> ARTICLE:

* * * * * * *

Cardinal and Gold: The Oral History of USC Trojans Football by Steve Delsohn

The history of USC football is ripe with glory, fanaticism, defeat.  ESPN Outside the Lines reporter Steve Delsohn carries forth the gauntlet of Trojan oral history in his new book, Cardinal and Gold: The Oral History of USC Trojans Football.  What remains unique about Delsohn’s diving into USC history is that he did hundreds of interviews from players and coaches as far back as 1972-1973 to now.  These interviews show up in the book like clerics would show up at a roundtable meeting, each pointing out their various perspective and vying for their voice to be heard most vociferously. 

One of the best parts of the book was Delsohn’s focus on the 1978 season, in which USC traveled to Alabama to take on Bear Bryant’s Crimson Tide.  Just a season prior, the Tide rolled into the Coliseum and took down the #1 Trojans.  1978 was a new year and coach John Robinson had his boys fired up for a fight down in Alabama.  Coach Robinson spoke about this game saying, “Alabama was ranked number one and they were ten-point favorites, and we really dominated them.  We won 24-14, but it was an ass kicking.  I remember meeting Bear Bryant at the middle of the field after the game.  He was about 6-4, a big man, and he was like a god.  Bear Bryant just drawled, Y’all just beat the living shit out of us,” I said, “Thank you, sir!  Thank you, thank you!” (26)

The change of coaches and the player’s response to the changes was a big focus of Delsohn in the book.  After John Robinson was fired, USC brought in Paul Hackett, not quite the player’s coach like Robinson.  Part of the radical departure from Robinson was due to Hackett’s version of the West Coast style offense he had honed in the NFL.  Yet, new styles were emerging in the college game that needed focus on also.  Chris Huston voices his opinion, “That bowl game (1998) really showed that Hackett was out of his depth in the college game.  He was very much focused on implementing the West Coast offense with an incredibly thick playbook and play calling that required a paragraph to call something in the huddle.  At the same time he wasn’t prepared to take on the new styles that were emerging in the college game.  The Sun Bowl revealed that.” (170) 
aking the reader all the way up to 2015, Delsohn carefully weaves the story of USC football for both the die-hard fan and those who just want to know the real story.

Thanks to Blogging for Books for the copy of the book in exchange for an honest review.

* * * * * * *

> EXTRACTED ENTRIES:
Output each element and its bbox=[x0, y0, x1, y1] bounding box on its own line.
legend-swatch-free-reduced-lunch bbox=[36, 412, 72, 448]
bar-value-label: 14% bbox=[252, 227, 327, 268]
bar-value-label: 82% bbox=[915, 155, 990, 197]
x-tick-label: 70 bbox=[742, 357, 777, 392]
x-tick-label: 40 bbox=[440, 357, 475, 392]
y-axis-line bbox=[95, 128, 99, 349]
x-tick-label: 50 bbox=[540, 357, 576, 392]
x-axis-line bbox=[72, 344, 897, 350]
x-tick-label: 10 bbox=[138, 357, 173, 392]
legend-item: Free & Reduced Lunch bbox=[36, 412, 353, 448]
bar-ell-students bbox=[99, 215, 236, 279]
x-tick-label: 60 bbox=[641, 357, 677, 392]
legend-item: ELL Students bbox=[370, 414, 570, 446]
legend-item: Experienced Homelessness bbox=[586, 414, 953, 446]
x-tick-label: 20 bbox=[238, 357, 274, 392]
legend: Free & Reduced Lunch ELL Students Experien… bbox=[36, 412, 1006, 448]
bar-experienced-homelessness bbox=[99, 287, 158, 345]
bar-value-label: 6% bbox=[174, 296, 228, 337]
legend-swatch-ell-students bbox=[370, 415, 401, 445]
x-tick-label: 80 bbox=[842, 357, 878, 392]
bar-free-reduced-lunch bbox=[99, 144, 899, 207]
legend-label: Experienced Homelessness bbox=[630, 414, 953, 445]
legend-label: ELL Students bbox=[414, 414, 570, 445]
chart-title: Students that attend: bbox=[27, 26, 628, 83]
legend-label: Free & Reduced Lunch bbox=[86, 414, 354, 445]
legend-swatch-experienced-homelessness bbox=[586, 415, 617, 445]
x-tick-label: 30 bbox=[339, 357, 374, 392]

* * * * * * *

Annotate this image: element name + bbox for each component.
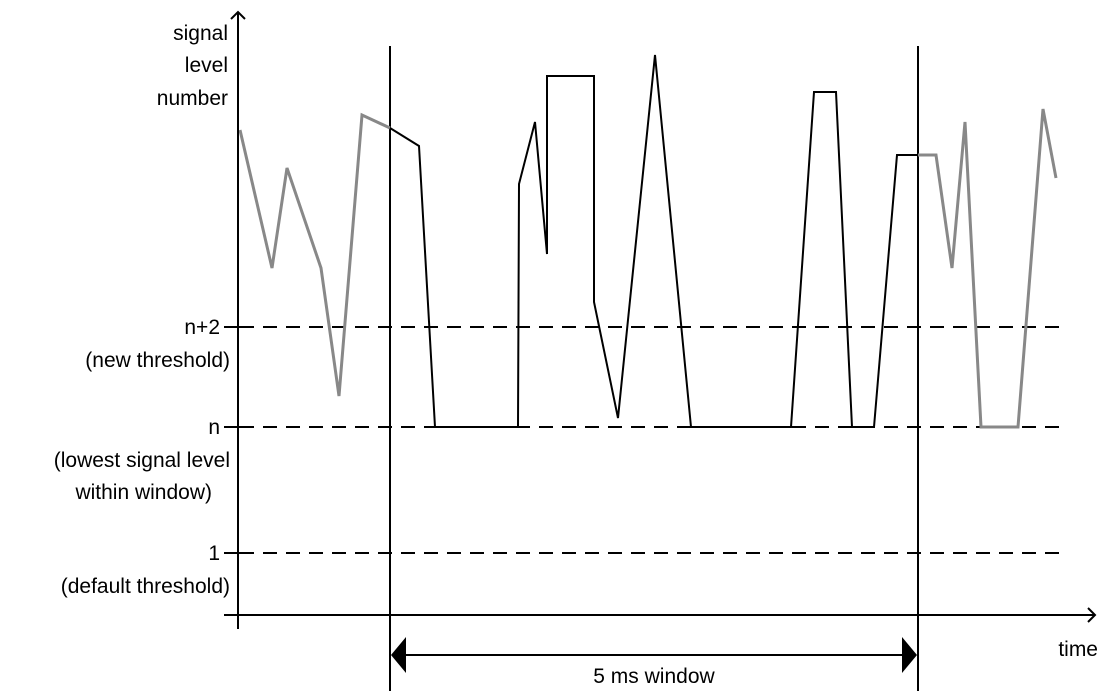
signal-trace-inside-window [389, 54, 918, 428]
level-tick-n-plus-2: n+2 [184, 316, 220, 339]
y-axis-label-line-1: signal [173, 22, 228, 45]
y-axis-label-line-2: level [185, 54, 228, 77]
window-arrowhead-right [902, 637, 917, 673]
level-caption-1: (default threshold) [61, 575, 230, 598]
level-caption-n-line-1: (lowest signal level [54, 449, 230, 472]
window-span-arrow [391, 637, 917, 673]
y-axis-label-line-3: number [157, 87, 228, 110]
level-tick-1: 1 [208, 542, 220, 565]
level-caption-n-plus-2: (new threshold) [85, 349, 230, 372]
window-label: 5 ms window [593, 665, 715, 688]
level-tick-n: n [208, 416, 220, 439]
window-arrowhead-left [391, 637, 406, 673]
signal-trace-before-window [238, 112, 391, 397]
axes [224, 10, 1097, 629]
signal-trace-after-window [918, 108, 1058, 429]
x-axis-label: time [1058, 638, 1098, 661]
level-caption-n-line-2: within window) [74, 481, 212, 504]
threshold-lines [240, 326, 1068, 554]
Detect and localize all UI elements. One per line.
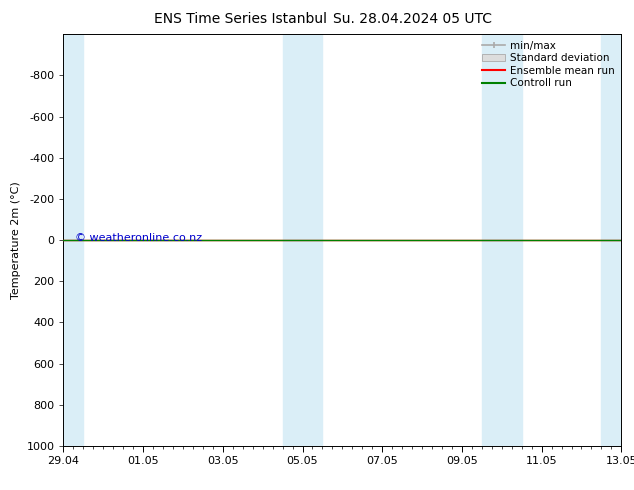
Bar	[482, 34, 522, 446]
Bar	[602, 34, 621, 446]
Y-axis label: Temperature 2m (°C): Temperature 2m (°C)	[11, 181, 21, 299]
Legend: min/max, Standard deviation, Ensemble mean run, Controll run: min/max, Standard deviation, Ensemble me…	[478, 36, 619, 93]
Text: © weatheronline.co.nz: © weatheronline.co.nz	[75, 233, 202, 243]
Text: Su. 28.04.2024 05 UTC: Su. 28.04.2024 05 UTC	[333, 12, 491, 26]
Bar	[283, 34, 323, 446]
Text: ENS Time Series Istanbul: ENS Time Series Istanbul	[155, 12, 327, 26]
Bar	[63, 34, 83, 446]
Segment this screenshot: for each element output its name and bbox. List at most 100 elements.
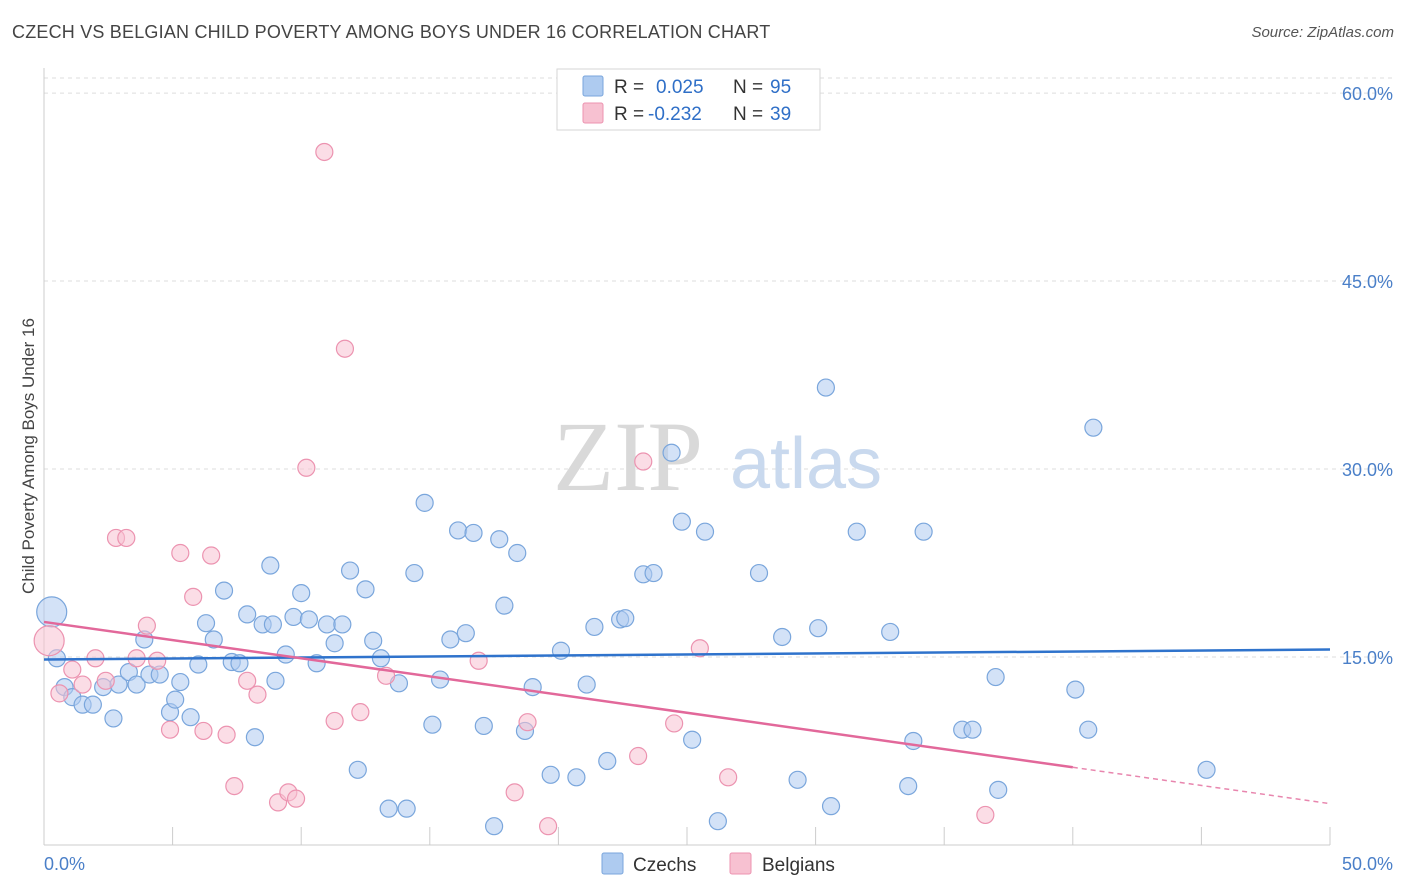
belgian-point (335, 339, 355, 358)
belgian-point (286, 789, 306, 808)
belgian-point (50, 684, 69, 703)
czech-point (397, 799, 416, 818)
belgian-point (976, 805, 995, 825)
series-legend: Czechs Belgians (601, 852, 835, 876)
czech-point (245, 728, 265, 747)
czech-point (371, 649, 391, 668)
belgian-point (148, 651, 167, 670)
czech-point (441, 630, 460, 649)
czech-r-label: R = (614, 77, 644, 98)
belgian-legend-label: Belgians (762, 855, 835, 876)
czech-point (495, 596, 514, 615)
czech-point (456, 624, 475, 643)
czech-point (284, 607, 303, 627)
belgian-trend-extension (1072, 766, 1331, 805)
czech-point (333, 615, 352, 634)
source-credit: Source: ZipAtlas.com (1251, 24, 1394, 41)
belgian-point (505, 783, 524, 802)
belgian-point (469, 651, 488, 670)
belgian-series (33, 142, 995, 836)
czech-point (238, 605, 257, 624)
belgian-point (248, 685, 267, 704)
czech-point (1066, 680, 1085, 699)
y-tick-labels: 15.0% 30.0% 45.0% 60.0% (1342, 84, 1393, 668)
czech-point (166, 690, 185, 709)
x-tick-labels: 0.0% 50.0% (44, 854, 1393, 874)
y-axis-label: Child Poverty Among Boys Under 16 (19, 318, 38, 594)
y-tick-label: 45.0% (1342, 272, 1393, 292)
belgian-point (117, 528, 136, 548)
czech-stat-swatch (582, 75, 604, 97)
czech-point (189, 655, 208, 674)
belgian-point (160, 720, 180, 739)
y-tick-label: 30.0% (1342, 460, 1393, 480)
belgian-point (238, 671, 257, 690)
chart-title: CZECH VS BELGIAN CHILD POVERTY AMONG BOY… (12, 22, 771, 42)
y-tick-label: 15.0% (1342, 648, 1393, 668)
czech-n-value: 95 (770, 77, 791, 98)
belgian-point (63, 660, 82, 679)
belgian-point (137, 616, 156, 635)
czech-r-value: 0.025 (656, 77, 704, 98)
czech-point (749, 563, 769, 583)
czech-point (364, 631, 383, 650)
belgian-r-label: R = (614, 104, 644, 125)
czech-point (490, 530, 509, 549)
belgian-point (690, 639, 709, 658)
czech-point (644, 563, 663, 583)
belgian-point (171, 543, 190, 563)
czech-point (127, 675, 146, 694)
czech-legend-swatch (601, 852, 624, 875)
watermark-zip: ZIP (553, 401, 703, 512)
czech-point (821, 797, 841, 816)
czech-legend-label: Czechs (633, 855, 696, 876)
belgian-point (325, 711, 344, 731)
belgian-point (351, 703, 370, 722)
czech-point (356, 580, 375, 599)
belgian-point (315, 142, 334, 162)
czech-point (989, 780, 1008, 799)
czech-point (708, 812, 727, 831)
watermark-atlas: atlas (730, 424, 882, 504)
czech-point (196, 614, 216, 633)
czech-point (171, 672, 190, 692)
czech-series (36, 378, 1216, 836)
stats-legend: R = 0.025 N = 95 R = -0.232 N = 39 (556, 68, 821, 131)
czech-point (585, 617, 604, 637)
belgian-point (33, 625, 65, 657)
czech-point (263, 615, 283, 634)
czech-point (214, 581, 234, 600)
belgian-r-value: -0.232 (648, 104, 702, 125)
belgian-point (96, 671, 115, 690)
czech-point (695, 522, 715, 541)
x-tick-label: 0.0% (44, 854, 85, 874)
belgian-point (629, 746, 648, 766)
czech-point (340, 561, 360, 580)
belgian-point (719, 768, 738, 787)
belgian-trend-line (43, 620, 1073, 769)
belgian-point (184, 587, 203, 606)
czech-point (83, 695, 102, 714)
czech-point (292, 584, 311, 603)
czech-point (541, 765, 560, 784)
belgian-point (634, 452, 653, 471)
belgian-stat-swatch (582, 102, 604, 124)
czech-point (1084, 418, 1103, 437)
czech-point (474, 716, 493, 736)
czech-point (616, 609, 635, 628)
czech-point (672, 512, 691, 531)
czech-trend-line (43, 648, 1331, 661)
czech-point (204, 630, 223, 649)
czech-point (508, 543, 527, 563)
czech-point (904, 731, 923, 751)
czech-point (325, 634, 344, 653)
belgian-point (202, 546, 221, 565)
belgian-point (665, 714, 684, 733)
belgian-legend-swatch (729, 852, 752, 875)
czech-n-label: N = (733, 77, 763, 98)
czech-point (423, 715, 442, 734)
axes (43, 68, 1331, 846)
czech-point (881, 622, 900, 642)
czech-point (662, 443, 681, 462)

* * * * * * *

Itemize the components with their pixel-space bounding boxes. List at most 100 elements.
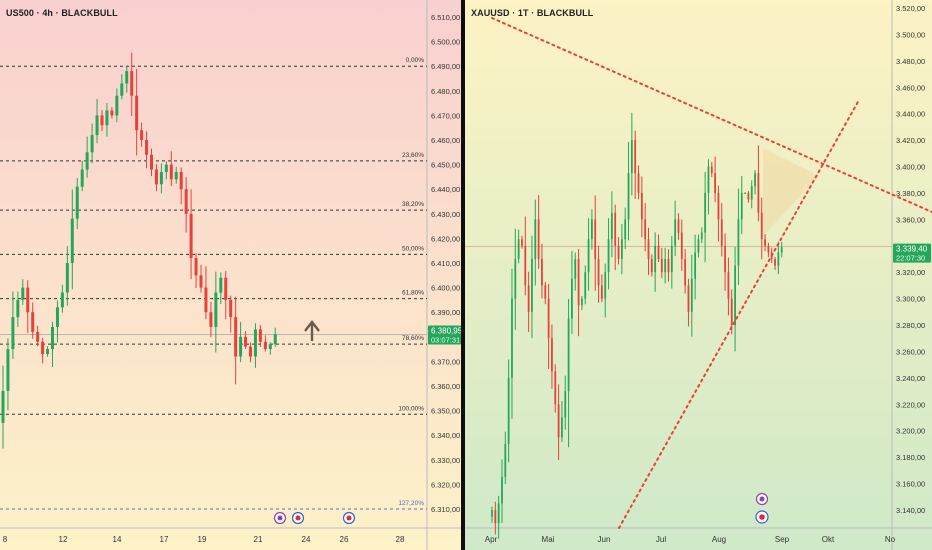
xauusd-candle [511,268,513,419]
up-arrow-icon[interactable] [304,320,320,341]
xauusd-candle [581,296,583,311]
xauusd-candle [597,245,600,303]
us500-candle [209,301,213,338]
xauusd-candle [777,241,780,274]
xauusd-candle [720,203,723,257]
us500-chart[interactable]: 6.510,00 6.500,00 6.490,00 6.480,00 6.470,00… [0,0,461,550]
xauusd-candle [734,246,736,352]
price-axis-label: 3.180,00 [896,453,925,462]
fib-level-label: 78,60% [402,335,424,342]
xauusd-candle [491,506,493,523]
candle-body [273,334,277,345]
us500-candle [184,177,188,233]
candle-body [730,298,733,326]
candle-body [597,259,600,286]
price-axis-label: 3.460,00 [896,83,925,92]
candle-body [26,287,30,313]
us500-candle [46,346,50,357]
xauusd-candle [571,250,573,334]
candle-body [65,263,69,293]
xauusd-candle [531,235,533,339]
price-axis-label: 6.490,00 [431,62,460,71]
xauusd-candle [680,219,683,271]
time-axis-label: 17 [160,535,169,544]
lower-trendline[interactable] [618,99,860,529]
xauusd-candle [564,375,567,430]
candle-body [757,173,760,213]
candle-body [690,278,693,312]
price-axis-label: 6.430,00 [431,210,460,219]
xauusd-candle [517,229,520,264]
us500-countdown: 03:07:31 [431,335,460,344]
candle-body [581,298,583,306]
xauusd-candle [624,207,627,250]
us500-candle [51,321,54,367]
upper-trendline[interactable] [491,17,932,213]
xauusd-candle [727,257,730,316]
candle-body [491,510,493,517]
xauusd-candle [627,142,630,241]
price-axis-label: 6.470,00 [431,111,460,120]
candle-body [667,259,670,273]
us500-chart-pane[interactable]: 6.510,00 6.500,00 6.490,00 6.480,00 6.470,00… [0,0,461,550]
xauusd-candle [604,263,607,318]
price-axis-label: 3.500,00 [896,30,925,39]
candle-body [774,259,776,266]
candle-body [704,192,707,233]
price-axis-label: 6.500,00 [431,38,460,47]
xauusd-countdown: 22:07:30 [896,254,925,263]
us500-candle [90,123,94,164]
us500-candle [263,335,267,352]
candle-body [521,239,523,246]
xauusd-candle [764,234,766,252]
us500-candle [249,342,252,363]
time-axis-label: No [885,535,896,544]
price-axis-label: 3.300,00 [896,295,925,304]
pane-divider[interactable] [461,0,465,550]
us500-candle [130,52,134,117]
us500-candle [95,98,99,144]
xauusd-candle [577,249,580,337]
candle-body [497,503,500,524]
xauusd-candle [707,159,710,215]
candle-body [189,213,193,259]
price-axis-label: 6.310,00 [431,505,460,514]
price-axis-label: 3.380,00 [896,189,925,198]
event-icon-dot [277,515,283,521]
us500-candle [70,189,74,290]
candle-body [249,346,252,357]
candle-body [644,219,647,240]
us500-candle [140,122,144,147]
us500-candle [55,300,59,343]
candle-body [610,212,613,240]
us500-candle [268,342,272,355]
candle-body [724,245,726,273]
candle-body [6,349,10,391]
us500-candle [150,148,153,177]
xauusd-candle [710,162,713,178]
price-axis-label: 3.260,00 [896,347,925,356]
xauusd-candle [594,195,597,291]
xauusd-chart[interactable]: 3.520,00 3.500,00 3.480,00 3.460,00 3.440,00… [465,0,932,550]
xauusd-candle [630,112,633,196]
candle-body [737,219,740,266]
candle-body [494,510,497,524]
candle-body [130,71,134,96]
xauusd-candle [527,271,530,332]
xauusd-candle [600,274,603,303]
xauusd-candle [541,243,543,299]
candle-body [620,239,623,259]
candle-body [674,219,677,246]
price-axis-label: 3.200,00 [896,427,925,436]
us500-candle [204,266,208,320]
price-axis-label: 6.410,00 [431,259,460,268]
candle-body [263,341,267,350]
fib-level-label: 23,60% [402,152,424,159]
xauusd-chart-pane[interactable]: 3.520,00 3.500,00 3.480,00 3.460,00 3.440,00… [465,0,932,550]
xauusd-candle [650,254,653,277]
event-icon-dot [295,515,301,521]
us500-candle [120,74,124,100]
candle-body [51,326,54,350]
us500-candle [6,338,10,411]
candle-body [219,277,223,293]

* * * * * * *

> YOUR TASK: In the book review, what was the final score of USC's 1978 game against Alabama?

> OUTPUT: USC won 24-14.